BRIEF:
In the material below, turn the lines into a numbered list, starting at the line containing "What elements are" and ending after the line containing "overall-grade-table xyxy=(86,633,620,651)". Skip any blank lines.

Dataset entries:
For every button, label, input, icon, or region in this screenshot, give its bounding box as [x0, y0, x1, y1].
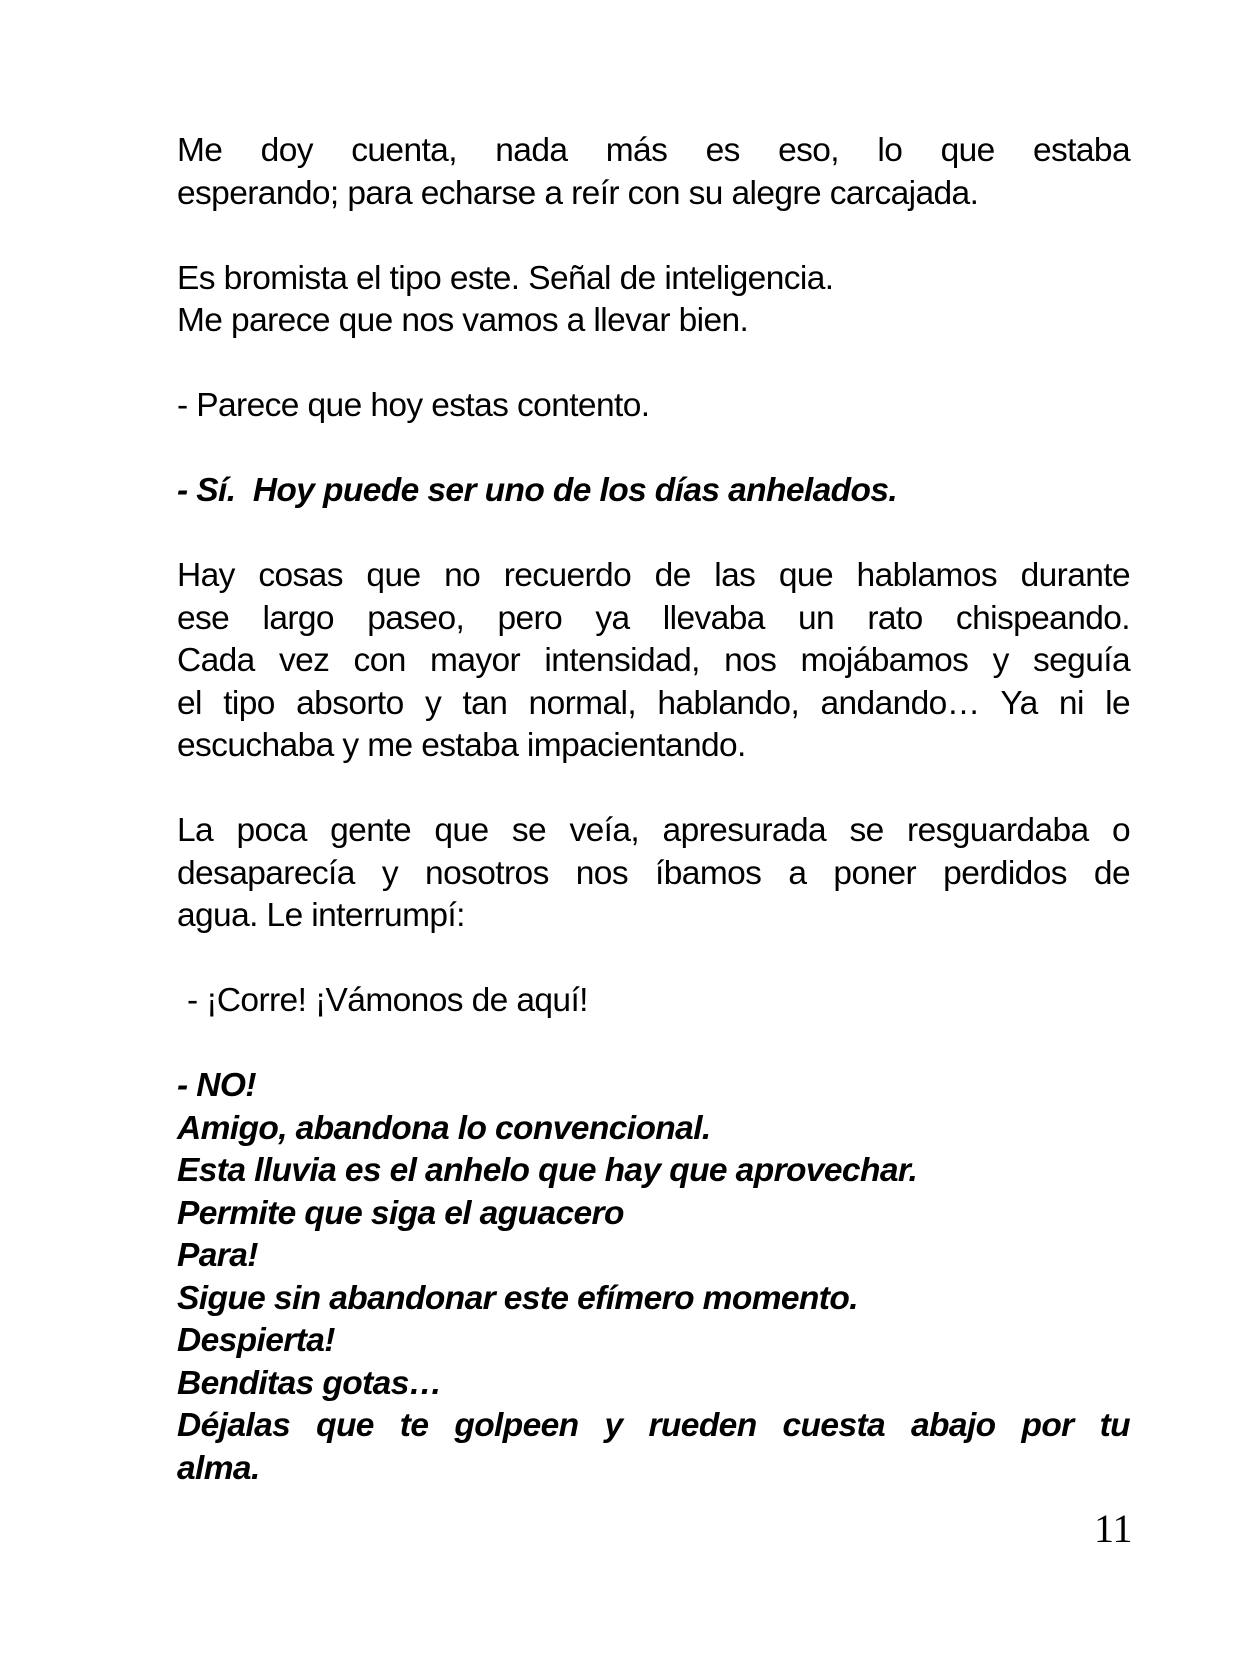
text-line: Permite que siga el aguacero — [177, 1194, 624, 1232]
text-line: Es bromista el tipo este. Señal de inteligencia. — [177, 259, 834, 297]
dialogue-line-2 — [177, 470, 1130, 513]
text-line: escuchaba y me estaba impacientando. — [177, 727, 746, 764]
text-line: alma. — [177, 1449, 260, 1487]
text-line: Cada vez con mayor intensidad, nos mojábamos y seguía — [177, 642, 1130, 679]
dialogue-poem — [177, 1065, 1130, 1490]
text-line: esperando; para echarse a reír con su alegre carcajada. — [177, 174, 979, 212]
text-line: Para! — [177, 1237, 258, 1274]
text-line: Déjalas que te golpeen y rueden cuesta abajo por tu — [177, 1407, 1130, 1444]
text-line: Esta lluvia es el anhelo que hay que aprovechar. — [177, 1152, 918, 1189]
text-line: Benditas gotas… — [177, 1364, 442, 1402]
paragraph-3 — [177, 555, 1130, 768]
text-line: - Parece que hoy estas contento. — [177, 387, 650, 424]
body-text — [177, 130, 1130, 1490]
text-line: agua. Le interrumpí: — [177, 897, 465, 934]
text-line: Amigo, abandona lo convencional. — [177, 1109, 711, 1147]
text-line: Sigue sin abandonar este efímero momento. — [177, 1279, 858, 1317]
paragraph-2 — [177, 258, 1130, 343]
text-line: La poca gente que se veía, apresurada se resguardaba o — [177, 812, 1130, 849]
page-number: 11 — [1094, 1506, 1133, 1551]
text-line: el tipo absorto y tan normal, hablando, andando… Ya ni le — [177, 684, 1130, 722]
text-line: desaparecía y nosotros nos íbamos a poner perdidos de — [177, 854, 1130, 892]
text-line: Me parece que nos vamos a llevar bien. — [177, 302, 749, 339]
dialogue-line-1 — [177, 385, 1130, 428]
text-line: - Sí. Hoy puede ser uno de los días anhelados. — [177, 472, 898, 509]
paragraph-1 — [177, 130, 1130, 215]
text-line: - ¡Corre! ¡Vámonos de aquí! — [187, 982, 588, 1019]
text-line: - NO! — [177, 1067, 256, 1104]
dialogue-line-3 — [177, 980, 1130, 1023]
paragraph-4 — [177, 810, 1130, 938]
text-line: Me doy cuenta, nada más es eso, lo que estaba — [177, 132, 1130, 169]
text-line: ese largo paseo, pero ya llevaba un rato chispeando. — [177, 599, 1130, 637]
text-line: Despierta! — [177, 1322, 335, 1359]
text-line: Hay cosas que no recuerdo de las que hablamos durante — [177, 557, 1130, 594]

...

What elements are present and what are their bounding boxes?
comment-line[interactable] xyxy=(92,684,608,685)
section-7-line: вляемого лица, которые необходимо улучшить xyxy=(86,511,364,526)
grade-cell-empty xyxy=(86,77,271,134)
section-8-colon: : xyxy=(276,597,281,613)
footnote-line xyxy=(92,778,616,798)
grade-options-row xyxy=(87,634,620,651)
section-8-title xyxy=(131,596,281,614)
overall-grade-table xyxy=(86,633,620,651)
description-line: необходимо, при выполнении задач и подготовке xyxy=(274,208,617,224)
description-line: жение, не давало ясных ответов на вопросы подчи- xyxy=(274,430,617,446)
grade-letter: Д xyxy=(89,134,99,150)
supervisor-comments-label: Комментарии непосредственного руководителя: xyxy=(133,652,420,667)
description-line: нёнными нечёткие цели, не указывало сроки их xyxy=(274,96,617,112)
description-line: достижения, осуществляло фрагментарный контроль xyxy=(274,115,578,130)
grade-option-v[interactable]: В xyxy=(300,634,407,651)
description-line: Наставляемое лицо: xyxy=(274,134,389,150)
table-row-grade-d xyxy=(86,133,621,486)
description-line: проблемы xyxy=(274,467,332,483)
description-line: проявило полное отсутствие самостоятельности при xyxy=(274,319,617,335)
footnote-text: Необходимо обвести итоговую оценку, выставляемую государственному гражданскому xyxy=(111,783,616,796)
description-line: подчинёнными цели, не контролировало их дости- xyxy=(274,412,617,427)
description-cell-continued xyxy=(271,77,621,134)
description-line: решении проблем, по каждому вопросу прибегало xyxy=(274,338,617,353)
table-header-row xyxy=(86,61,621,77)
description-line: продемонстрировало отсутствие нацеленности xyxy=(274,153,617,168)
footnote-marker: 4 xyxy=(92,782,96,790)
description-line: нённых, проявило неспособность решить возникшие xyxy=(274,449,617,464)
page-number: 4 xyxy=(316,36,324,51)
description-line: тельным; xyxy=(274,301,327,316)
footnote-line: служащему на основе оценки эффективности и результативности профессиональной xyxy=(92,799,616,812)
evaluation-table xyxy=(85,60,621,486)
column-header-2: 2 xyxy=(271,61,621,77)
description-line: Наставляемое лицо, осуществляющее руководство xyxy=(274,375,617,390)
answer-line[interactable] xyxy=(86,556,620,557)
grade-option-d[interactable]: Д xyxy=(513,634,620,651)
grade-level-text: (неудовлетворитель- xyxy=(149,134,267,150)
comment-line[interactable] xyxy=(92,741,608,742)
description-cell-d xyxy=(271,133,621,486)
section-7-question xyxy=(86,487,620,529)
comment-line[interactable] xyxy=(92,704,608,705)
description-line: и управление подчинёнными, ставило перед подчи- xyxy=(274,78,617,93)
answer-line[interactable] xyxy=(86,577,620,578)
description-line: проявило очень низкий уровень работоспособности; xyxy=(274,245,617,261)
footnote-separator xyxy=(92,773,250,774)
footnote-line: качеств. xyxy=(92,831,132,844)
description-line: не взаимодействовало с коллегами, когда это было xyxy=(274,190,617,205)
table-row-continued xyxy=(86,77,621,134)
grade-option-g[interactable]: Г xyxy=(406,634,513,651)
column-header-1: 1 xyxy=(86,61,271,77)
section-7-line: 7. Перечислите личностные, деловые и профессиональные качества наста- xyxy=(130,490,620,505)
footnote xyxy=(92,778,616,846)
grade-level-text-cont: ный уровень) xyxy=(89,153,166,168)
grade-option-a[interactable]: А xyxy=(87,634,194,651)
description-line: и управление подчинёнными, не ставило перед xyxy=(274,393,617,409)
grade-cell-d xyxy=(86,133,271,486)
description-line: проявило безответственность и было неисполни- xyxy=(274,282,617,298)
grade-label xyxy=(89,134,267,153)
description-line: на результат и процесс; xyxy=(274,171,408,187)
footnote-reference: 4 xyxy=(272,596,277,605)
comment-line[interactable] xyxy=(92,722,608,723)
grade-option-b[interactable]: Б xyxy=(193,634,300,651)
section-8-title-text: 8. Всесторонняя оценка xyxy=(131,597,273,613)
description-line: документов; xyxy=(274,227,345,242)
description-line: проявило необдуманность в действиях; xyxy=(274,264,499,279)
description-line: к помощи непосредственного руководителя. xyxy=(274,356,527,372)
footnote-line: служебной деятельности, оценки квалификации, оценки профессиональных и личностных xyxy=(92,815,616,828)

RESULT FOR THIS TASK:
1. What elements are present and what are their bounding boxes?
2. comment-line[interactable] xyxy=(92,684,608,685)
3. section-7-line: вляемого лица, которые необходимо улучшить xyxy=(86,511,364,526)
4. grade-cell-empty xyxy=(86,77,271,134)
5. section-8-colon: : xyxy=(276,597,281,613)
6. footnote-line xyxy=(92,778,616,798)
7. grade-options-row xyxy=(87,634,620,651)
8. section-8-title xyxy=(131,596,281,614)
9. overall-grade-table xyxy=(86,633,620,651)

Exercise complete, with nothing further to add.